Exercise details:
Copy each record exactly as it reads, leaving out any pictures it holds.

______

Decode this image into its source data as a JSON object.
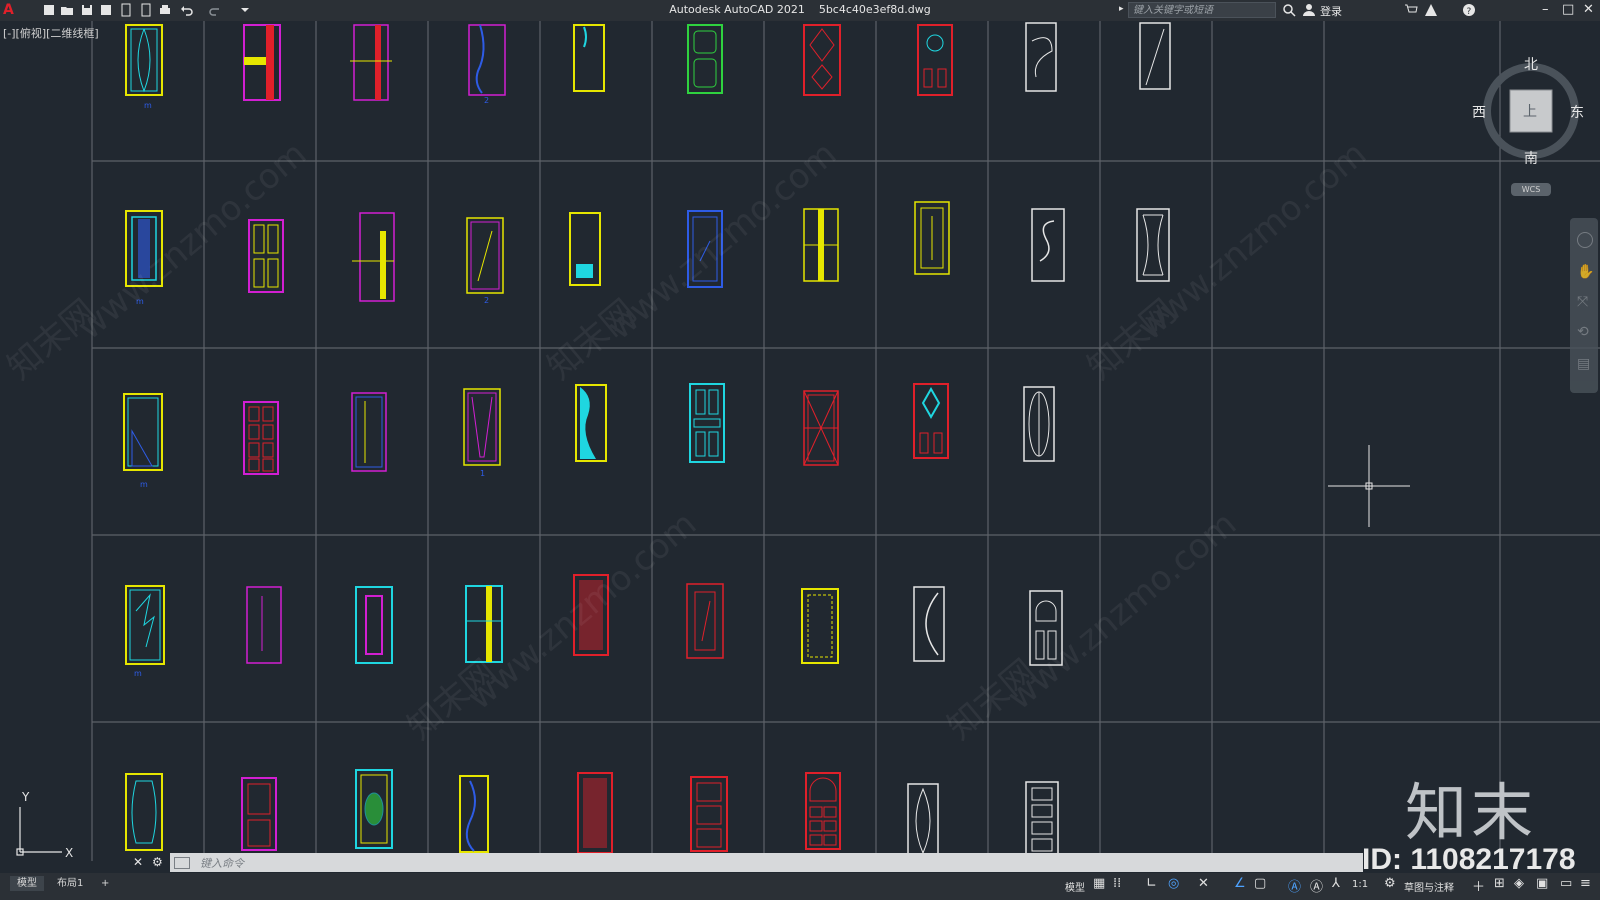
{
  "app": {
    "title": "Autodesk AutoCAD 2021",
    "file": "5bc4c40e3ef8d.dwg",
    "search_placeholder": "键入关键字或短语",
    "login": "登录",
    "app_logo": "A"
  },
  "viewport": {
    "label": "[-][俯视][二维线框]"
  },
  "viewcube": {
    "north": "北",
    "south": "南",
    "west": "西",
    "east": "东",
    "top": "上",
    "wcs": "WCS"
  },
  "ucs": {
    "x": "X",
    "y": "Y"
  },
  "command": {
    "placeholder": "键入命令"
  },
  "layout_tabs": [
    "模型",
    "布局1",
    "+"
  ],
  "status": {
    "model": "模型",
    "scale": "1:1",
    "workspace": "草图与注释"
  },
  "watermarks": {
    "text_cn": "知末网",
    "url": "www.znzmo.com",
    "brand": "知末",
    "id": "ID: 1108217178"
  },
  "drawing_labels": {
    "r1c1": "m",
    "r1c4": "2",
    "r2c1": "m",
    "r2c4": "2",
    "r3c1": "m",
    "r3c4": "1",
    "r4c1": "m"
  },
  "colors": {
    "background": "#212830",
    "grid": "#5d6268",
    "yellow": "#e6e600",
    "magenta": "#d21fd2",
    "red": "#e0202a",
    "cyan": "#1fd6e0",
    "blue": "#2e5ce6",
    "green": "#2fd23f",
    "white": "#e6e6e6"
  }
}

______

Final result:
Decode this image into its source data as a JSON object.
{
  "app": {
    "title": "Autodesk AutoCAD 2021",
    "file": "5bc4c40e3ef8d.dwg",
    "search_placeholder": "键入关键字或短语",
    "login": "登录",
    "app_logo": "A"
  },
  "viewport": {
    "label": "[-][俯视][二维线框]"
  },
  "viewcube": {
    "north": "北",
    "south": "南",
    "west": "西",
    "east": "东",
    "top": "上",
    "wcs": "WCS"
  },
  "ucs": {
    "x": "X",
    "y": "Y"
  },
  "command": {
    "placeholder": "键入命令"
  },
  "layout_tabs": [
    "模型",
    "布局1",
    "+"
  ],
  "status": {
    "model": "模型",
    "scale": "1:1",
    "workspace": "草图与注释"
  },
  "watermarks": {
    "text_cn": "知末网",
    "url": "www.znzmo.com",
    "brand": "知末",
    "id": "ID: 1108217178"
  },
  "drawing_labels": {
    "r1c1": "m",
    "r1c4": "2",
    "r2c1": "m",
    "r2c4": "2",
    "r3c1": "m",
    "r3c4": "1",
    "r4c1": "m"
  },
  "colors": {
    "background": "#212830",
    "grid": "#5d6268",
    "yellow": "#e6e600",
    "magenta": "#d21fd2",
    "red": "#e0202a",
    "cyan": "#1fd6e0",
    "blue": "#2e5ce6",
    "green": "#2fd23f",
    "white": "#e6e6e6"
  }
}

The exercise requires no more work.